◆ **What the task asks**:
Extract the full listing below without altering a single character.

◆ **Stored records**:
━━━━━━━━━━━━━━━━━━━━━━━━━━━━━━

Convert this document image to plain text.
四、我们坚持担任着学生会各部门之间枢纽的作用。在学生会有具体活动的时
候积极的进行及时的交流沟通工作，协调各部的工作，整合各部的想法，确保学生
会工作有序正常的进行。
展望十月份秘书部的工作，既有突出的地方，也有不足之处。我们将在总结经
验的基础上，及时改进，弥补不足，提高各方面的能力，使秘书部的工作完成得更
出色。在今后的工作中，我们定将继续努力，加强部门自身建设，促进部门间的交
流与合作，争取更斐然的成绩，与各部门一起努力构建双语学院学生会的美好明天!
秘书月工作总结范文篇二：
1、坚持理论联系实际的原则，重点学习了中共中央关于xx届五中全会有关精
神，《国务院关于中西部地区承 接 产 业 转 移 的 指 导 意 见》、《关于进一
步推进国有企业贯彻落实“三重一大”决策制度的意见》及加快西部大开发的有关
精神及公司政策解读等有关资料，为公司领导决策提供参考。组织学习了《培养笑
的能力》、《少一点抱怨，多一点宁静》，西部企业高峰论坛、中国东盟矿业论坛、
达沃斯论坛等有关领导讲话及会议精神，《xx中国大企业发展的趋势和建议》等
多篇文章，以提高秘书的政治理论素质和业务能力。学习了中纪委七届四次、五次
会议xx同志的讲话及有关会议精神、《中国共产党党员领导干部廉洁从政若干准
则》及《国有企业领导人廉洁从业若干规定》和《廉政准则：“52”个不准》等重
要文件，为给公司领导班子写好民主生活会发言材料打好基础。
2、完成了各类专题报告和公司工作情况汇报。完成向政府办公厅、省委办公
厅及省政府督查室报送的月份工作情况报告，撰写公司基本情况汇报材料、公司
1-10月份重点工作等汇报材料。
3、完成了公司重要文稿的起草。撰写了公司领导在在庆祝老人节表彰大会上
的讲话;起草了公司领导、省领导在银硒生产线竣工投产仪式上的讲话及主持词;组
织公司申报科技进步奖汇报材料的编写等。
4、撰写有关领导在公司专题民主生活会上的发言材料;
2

━━━━━━━━━━━━━━━━━━━━━━━━━━━━━━

◆ **Solution to this exercise**:
Convert this document image to plain text.
四、我们坚持担任着学生会各部门之间枢纽的作用。在学生会有具体活动的时
候积极的进行及时的交流沟通工作，协调各部的工作，整合各部的想法，确保学生
会工作有序正常的进行。
展望十月份秘书部的工作，既有突出的地方，也有不足之处。我们将在总结经
验的基础上，及时改进，弥补不足，提高各方面的能力，使秘书部的工作完成得更
出色。在今后的工作中，我们定将继续努力，加强部门自身建设，促进部门间的交
流与合作，争取更斐然的成绩，与各部门一起努力构建双语学院学生会的美好明天!
秘书月工作总结范文篇二：
1、坚持理论联系实际的原则，重点学习了中共中央关于xx届五中全会有关精
神，《国务院关于中西部地区承 接 产 业 转 移 的 指 导 意 见》、《关于进一
步推进国有企业贯彻落实“三重一大”决策制度的意见》及加快西部大开发的有关
精神及公司政策解读等有关资料，为公司领导决策提供参考。组织学习了《培养笑
的能力》、《少一点抱怨，多一点宁静》，西部企业高峰论坛、中国东盟矿业论坛、
达沃斯论坛等有关领导讲话及会议精神，《xx中国大企业发展的趋势和建议》等
多篇文章，以提高秘书的政治理论素质和业务能力。学习了中纪委七届四次、五次
会议xx同志的讲话及有关会议精神、《中国共产党党员领导干部廉洁从政若干准
则》及《国有企业领导人廉洁从业若干规定》和《廉政准则：“52”个不准》等重
要文件，为给公司领导班子写好民主生活会发言材料打好基础。
2、完成了各类专题报告和公司工作情况汇报。完成向政府办公厅、省委办公
厅及省政府督查室报送的月份工作情况报告，撰写公司基本情况汇报材料、公司
1-10月份重点工作等汇报材料。
3、完成了公司重要文稿的起草。撰写了公司领导在在庆祝老人节表彰大会上
的讲话;起草了公司领导、省领导在银硒生产线竣工投产仪式上的讲话及主持词;组
织公司申报科技进步奖汇报材料的编写等。
4、撰写有关领导在公司专题民主生活会上的发言材料;
2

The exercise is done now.